-- Records for this exercise start --

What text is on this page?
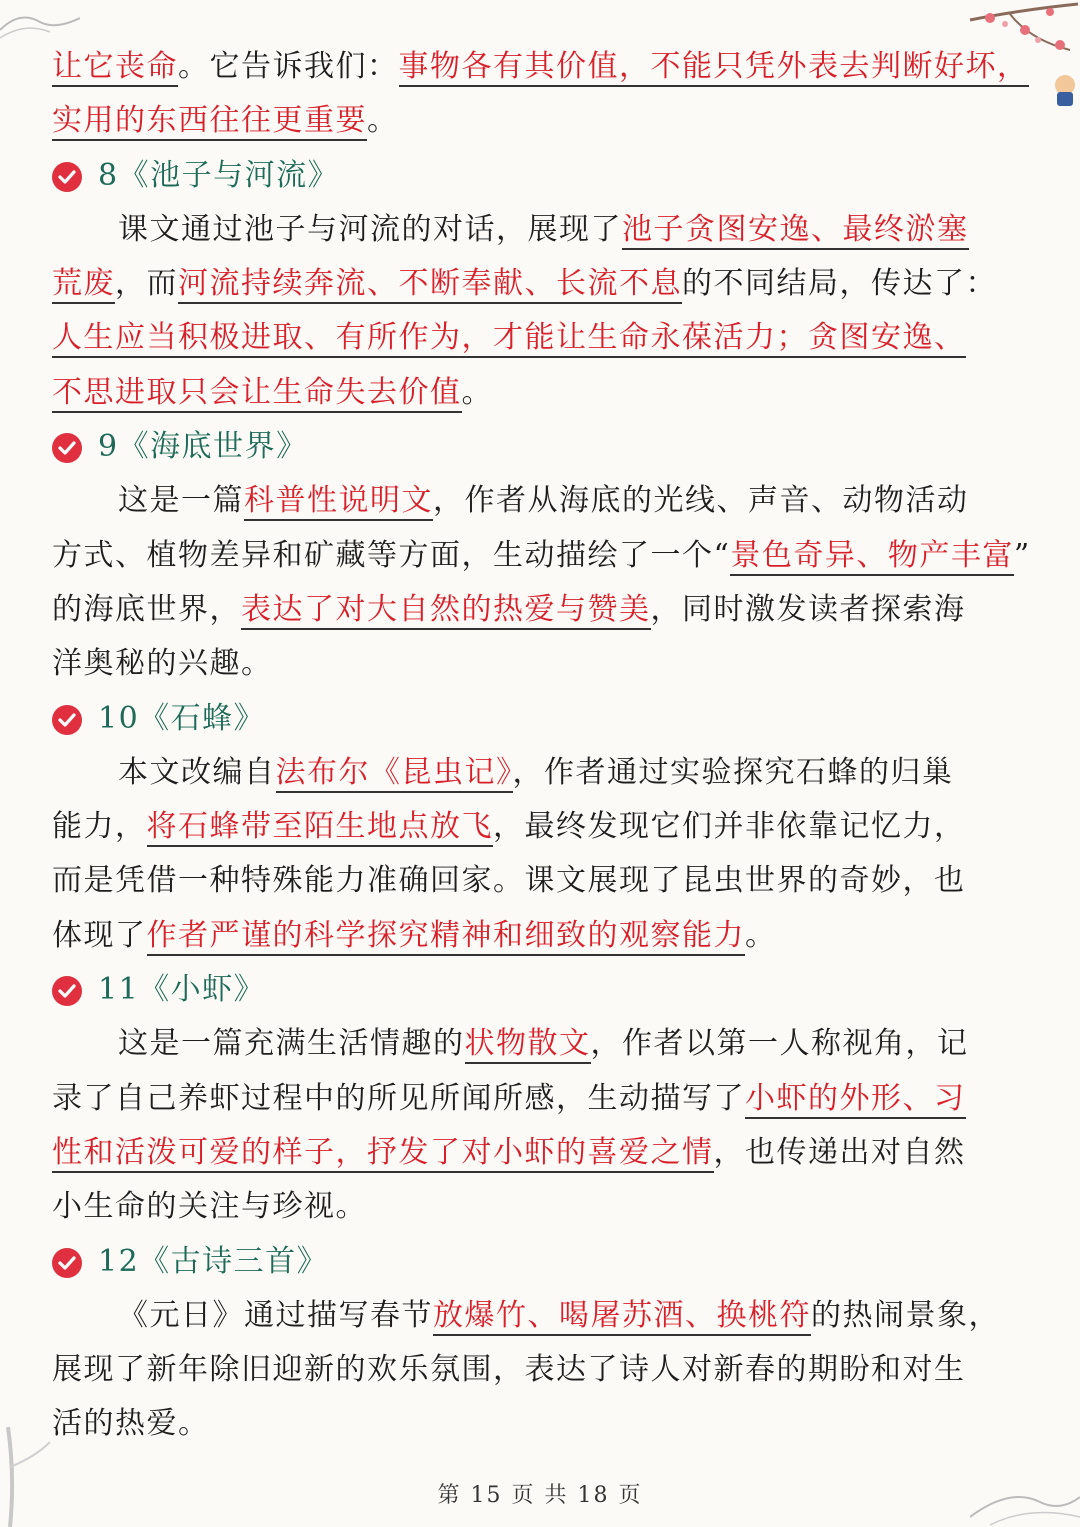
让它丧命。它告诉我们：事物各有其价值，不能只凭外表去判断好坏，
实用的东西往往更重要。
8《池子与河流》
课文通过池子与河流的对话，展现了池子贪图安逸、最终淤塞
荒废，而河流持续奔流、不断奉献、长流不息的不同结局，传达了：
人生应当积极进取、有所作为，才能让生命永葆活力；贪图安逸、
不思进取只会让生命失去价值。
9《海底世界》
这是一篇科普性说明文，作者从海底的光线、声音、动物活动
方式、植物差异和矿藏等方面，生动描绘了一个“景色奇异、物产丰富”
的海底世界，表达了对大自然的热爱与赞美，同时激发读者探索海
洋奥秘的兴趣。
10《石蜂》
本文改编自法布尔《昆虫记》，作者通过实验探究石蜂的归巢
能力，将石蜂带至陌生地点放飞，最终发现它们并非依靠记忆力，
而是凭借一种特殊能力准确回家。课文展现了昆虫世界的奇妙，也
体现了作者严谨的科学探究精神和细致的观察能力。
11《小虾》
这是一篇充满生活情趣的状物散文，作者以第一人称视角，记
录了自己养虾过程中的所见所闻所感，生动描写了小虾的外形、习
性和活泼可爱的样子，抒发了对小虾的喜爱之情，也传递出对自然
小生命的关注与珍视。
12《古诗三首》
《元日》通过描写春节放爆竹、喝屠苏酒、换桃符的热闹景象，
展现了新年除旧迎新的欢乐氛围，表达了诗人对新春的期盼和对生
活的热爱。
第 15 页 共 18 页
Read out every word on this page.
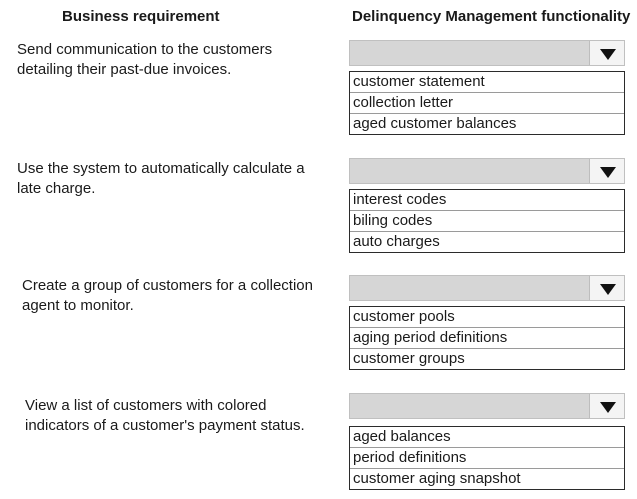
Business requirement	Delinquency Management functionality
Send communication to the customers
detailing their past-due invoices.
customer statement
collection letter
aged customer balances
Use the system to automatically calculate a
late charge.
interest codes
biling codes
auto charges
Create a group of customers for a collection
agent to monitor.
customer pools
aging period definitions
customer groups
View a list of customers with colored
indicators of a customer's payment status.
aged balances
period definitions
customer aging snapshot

-- Records for this exercise end --

■ Work instructions:
Your task is to copy word for word the lines from the line containing "Read out every word on this page." to the end of the listing, both included, and to drop any pictures.

■ Result:
Read out every word on this page.
Business requirement	Delinquency Management functionality
Send communication to the customers
detailing their past-due invoices.
customer statement
collection letter
aged customer balances
Use the system to automatically calculate a
late charge.
interest codes
biling codes
auto charges
Create a group of customers for a collection
agent to monitor.
customer pools
aging period definitions
customer groups
View a list of customers with colored
indicators of a customer's payment status.
aged balances
period definitions
customer aging snapshot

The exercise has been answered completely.